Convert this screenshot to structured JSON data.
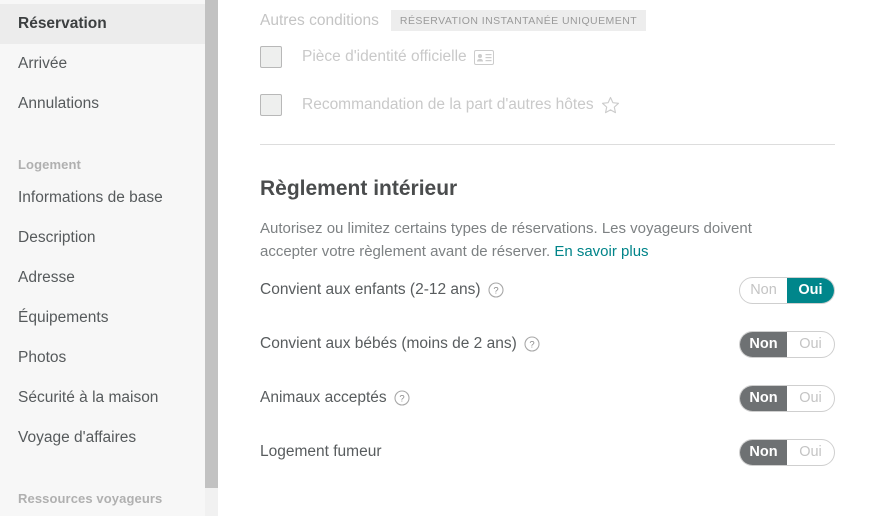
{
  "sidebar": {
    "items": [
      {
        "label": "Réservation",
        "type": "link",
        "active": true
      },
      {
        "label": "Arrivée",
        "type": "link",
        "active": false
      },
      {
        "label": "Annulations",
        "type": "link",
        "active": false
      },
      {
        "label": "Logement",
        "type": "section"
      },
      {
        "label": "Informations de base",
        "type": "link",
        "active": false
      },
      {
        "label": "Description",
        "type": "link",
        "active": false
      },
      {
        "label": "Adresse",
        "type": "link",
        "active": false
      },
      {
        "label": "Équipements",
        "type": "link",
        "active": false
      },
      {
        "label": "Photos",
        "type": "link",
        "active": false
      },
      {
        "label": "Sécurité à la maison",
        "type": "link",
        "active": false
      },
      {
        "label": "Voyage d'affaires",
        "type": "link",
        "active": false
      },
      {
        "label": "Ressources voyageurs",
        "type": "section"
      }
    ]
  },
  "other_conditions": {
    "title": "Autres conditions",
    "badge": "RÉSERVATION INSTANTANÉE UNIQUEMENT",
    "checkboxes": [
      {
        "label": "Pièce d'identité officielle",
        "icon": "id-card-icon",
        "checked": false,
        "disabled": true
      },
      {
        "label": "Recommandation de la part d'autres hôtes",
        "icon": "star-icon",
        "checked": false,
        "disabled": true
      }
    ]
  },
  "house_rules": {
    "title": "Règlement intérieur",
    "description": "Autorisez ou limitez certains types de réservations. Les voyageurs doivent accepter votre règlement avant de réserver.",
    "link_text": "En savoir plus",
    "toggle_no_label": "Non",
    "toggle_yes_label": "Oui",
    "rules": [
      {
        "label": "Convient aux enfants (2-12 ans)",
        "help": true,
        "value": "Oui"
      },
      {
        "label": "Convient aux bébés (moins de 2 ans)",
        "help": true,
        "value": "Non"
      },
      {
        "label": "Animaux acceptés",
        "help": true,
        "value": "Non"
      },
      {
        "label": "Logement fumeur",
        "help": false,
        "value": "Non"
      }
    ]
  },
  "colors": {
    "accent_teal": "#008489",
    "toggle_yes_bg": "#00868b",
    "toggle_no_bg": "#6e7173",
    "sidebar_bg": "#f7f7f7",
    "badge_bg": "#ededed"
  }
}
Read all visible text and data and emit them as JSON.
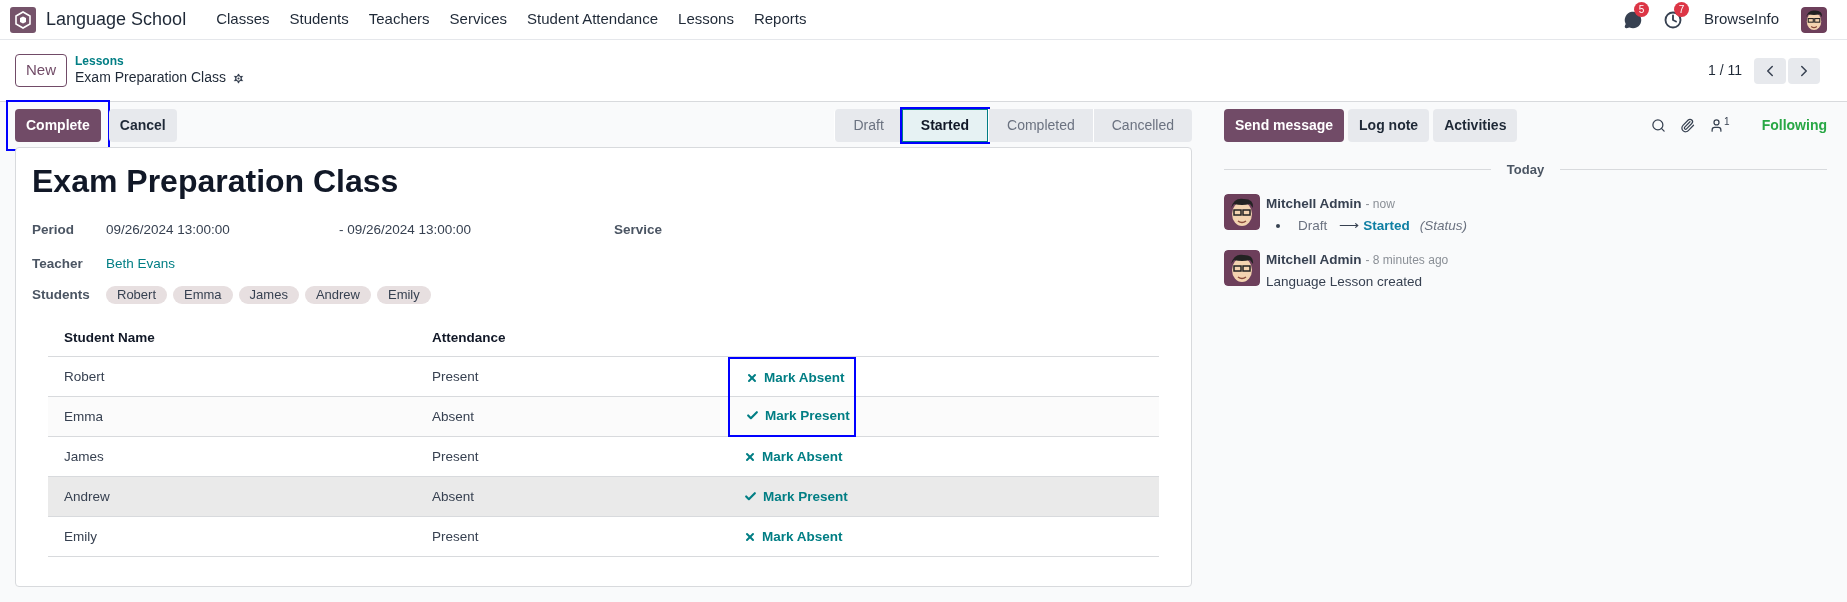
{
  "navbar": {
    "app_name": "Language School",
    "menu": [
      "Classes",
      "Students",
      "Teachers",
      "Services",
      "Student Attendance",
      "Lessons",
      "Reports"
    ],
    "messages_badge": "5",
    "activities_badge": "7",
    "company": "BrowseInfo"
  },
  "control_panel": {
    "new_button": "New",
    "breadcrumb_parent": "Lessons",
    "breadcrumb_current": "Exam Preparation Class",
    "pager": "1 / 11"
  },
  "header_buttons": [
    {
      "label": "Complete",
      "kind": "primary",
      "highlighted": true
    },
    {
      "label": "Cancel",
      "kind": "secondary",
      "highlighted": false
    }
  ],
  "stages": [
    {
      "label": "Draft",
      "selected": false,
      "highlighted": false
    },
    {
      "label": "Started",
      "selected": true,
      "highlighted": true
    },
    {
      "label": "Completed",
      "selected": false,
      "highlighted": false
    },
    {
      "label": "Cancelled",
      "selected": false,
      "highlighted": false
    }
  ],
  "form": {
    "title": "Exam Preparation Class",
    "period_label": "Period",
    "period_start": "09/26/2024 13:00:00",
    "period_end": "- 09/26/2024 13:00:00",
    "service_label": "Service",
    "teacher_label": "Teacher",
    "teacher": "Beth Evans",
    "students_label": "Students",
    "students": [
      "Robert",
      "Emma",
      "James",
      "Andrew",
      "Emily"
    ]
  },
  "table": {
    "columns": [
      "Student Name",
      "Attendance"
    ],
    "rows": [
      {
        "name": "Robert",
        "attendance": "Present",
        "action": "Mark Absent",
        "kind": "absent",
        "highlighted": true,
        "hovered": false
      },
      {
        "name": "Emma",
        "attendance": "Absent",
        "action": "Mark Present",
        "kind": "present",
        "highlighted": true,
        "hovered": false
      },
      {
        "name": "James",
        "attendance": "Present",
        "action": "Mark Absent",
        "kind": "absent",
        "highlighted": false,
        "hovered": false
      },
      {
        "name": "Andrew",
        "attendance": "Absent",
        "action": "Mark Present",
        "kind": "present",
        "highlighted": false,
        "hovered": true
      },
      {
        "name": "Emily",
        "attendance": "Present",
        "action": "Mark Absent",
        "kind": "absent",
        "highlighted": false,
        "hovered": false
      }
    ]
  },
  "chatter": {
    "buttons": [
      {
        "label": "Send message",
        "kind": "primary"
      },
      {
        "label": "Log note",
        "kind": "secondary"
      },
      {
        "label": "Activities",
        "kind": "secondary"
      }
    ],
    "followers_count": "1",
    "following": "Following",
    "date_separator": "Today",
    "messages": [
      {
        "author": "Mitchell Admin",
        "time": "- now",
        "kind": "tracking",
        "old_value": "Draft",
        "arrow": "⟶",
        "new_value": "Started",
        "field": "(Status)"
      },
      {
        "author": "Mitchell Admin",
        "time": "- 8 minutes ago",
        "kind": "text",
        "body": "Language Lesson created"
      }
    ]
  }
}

==================================================

▶ DESCRIPTION OF THE TASK: Copy every single line of the material above that holds "Language".

▶ COMPLETE ANSWER:
    "app_name": "Language School",
        "body": "Language Lesson created"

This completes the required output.